§ Selection

Tell me all about how great it is for finding just what you want and for keeping track of ideas. Yeah. I’ve heard it.

But, Pinterest often equates to I’m-not-like-the-rest/I’m-not-the-best.

Not far from the Lego minifigure party favors and the dress you can make out of your husband’s old shirt is a charm necklace deemed beautiful and widely shared with this quote:

a good mother knows the words
Go ahead, pin it with the rest of them.

Perhaps some women are inspired by that and get warm fuzzies. Me? Not so much.

I’m not really thinking that I want to wear those words around my neck as a reminder that I am not actually a good mother because a lot of the time, I simply do not know the words my children cannot say. In fact, I’d venture to say that most of the time I do not know the words my children cannot say. I’m not saying I don’t want to. But, my children are a bit of an enigma. I mean, they’re people you know, just smaller people. They are complex and process experiences every moment in ways that are different than I do. They feel things different than I do. Just when I think I may be catching on to a pattern and I’m getting them and I’m feeling like I need to wear a red t-shirt with #awesomemom on the back, they change. Just like that, they change. And, those words they weren’t saying that I thought I was hearing are…pouf…a mystery again and I’m still wearing my all-family-coordinating Mickey Mouse shirt…by myself.

§ Task instructions
Reproduce the Pinterest passage from "But, Pinterest often" to "rest of them.", substituting "silver pendant" for "charm necklace".

§ Information provided

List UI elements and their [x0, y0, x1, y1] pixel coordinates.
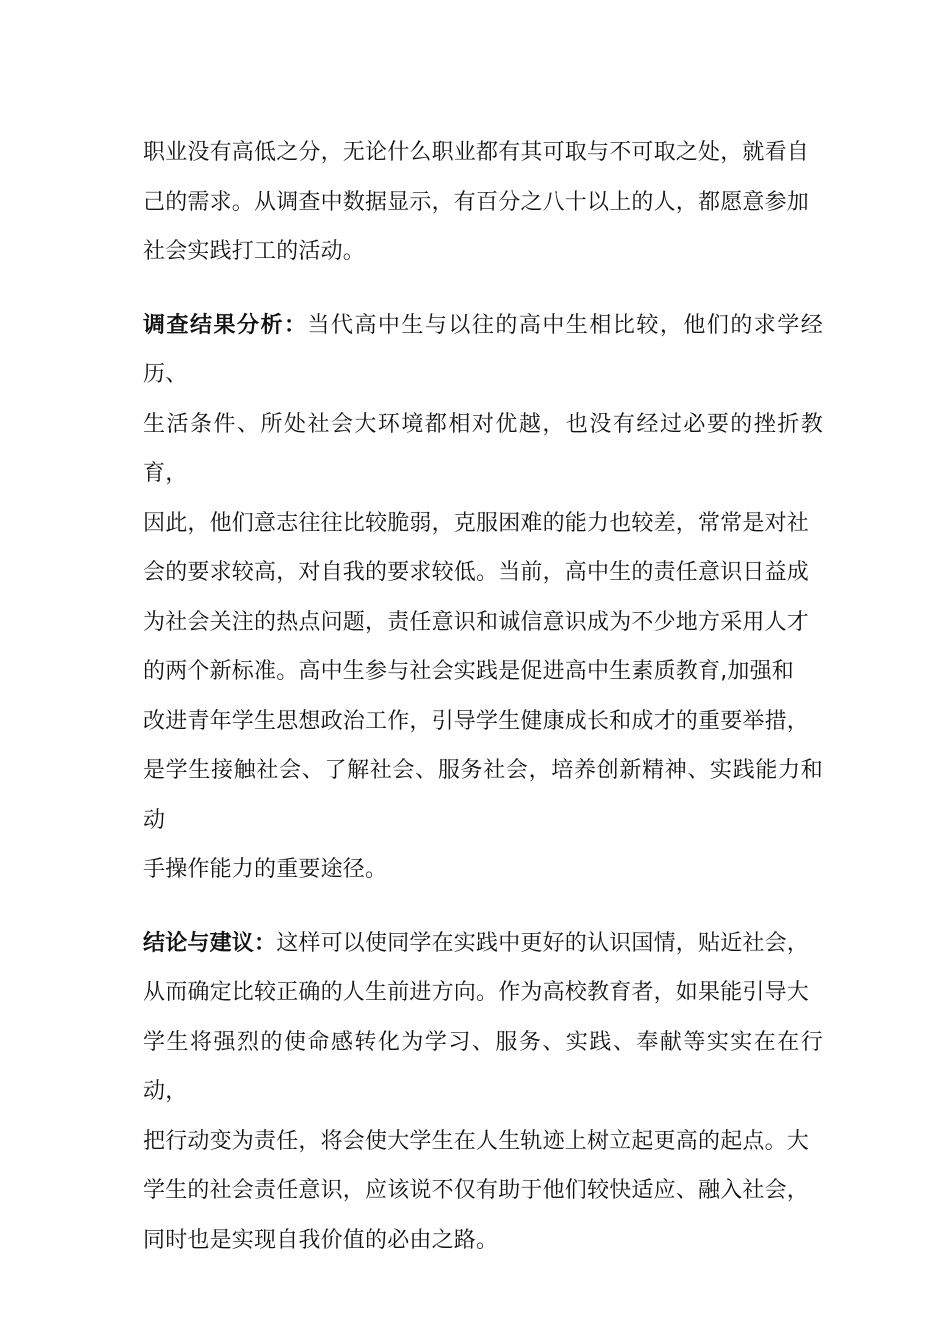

§ Task response
But, Pinterest often equates to I’m-not-like-the-rest/I’m-not-the-best.

Not far from the Lego minifigure party favors and the dress you can make out of your husband’s old shirt is a silver pendant deemed beautiful and widely shared with this quote:

a good mother knows the words
Go ahead, pin it with the rest of them.